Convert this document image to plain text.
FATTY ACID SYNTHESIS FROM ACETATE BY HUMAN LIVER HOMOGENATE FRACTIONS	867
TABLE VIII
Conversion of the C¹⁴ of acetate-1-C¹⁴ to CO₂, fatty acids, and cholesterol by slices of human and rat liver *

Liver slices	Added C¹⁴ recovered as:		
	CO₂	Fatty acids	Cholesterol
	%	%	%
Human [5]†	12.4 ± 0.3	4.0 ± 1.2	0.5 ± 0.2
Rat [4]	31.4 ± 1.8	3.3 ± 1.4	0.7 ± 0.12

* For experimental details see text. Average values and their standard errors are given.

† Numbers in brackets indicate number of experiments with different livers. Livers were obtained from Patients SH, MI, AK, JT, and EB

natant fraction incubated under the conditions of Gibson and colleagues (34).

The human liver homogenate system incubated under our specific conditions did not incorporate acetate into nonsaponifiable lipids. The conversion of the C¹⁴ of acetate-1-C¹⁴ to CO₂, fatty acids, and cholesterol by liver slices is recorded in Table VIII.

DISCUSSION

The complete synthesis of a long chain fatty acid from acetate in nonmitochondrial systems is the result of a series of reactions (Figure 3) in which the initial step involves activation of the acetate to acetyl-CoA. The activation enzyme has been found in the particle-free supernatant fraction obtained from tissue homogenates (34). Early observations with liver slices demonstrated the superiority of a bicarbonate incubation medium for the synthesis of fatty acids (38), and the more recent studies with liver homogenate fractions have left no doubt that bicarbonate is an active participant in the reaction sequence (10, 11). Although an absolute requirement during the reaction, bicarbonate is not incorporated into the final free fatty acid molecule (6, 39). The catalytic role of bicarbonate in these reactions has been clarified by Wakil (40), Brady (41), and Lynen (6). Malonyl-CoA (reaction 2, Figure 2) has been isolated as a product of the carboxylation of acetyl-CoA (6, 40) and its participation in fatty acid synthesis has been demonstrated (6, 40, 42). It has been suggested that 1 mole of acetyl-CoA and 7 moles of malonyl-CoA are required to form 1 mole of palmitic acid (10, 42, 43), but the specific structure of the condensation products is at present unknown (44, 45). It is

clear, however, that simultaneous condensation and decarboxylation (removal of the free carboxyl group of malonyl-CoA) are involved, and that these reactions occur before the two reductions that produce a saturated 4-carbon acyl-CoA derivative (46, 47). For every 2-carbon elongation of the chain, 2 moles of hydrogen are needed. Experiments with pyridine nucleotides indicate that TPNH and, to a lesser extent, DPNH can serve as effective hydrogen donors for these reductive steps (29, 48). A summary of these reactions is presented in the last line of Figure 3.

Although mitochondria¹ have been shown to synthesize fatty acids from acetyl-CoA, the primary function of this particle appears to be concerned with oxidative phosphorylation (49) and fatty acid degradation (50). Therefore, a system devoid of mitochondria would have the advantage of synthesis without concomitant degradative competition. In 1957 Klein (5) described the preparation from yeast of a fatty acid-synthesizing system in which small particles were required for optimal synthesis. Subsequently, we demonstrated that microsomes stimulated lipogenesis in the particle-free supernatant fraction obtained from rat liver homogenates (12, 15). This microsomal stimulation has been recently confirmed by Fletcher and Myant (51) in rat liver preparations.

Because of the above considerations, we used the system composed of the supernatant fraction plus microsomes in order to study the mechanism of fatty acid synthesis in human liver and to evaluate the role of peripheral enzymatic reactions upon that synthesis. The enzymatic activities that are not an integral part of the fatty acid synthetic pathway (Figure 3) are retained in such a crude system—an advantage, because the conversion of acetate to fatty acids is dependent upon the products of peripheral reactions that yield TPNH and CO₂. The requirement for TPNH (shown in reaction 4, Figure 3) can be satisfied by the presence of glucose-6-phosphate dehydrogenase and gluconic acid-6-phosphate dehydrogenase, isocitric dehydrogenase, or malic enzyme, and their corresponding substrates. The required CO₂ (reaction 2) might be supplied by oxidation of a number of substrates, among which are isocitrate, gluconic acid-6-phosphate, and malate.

+---+

## [Requirement]
Write the records again exactly as they stand.

## [Exercise response]
Convert this document image to plain text.
FATTY ACID SYNTHESIS FROM ACETATE BY HUMAN LIVER HOMOGENATE FRACTIONS	867
TABLE VIII
Conversion of the C¹⁴ of acetate-1-C¹⁴ to CO₂, fatty acids, and cholesterol by slices of human and rat liver *

Liver slices	Added C¹⁴ recovered as:		
	CO₂	Fatty acids	Cholesterol
	%	%	%
Human [5]†	12.4 ± 0.3	4.0 ± 1.2	0.5 ± 0.2
Rat [4]	31.4 ± 1.8	3.3 ± 1.4	0.7 ± 0.12

* For experimental details see text. Average values and their standard errors are given.

† Numbers in brackets indicate number of experiments with different livers. Livers were obtained from Patients SH, MI, AK, JT, and EB

natant fraction incubated under the conditions of Gibson and colleagues (34).

The human liver homogenate system incubated under our specific conditions did not incorporate acetate into nonsaponifiable lipids. The conversion of the C¹⁴ of acetate-1-C¹⁴ to CO₂, fatty acids, and cholesterol by liver slices is recorded in Table VIII.

DISCUSSION

The complete synthesis of a long chain fatty acid from acetate in nonmitochondrial systems is the result of a series of reactions (Figure 3) in which the initial step involves activation of the acetate to acetyl-CoA. The activation enzyme has been found in the particle-free supernatant fraction obtained from tissue homogenates (34). Early observations with liver slices demonstrated the superiority of a bicarbonate incubation medium for the synthesis of fatty acids (38), and the more recent studies with liver homogenate fractions have left no doubt that bicarbonate is an active participant in the reaction sequence (10, 11). Although an absolute requirement during the reaction, bicarbonate is not incorporated into the final free fatty acid molecule (6, 39). The catalytic role of bicarbonate in these reactions has been clarified by Wakil (40), Brady (41), and Lynen (6). Malonyl-CoA (reaction 2, Figure 2) has been isolated as a product of the carboxylation of acetyl-CoA (6, 40) and its participation in fatty acid synthesis has been demonstrated (6, 40, 42). It has been suggested that 1 mole of acetyl-CoA and 7 moles of malonyl-CoA are required to form 1 mole of palmitic acid (10, 42, 43), but the specific structure of the condensation products is at present unknown (44, 45). It is

clear, however, that simultaneous condensation and decarboxylation (removal of the free carboxyl group of malonyl-CoA) are involved, and that these reactions occur before the two reductions that produce a saturated 4-carbon acyl-CoA derivative (46, 47). For every 2-carbon elongation of the chain, 2 moles of hydrogen are needed. Experiments with pyridine nucleotides indicate that TPNH and, to a lesser extent, DPNH can serve as effective hydrogen donors for these reductive steps (29, 48). A summary of these reactions is presented in the last line of Figure 3.

Although mitochondria¹ have been shown to synthesize fatty acids from acetyl-CoA, the primary function of this particle appears to be concerned with oxidative phosphorylation (49) and fatty acid degradation (50). Therefore, a system devoid of mitochondria would have the advantage of synthesis without concomitant degradative competition. In 1957 Klein (5) described the preparation from yeast of a fatty acid-synthesizing system in which small particles were required for optimal synthesis. Subsequently, we demonstrated that microsomes stimulated lipogenesis in the particle-free supernatant fraction obtained from rat liver homogenates (12, 15). This microsomal stimulation has been recently confirmed by Fletcher and Myant (51) in rat liver preparations.

Because of the above considerations, we used the system composed of the supernatant fraction plus microsomes in order to study the mechanism of fatty acid synthesis in human liver and to evaluate the role of peripheral enzymatic reactions upon that synthesis. The enzymatic activities that are not an integral part of the fatty acid synthetic pathway (Figure 3) are retained in such a crude system—an advantage, because the conversion of acetate to fatty acids is dependent upon the products of peripheral reactions that yield TPNH and CO₂. The requirement for TPNH (shown in reaction 4, Figure 3) can be satisfied by the presence of glucose-6-phosphate dehydrogenase and gluconic acid-6-phosphate dehydrogenase, isocitric dehydrogenase, or malic enzyme, and their corresponding substrates. The required CO₂ (reaction 2) might be supplied by oxidation of a number of substrates, among which are isocitrate, gluconic acid-6-phosphate, and malate.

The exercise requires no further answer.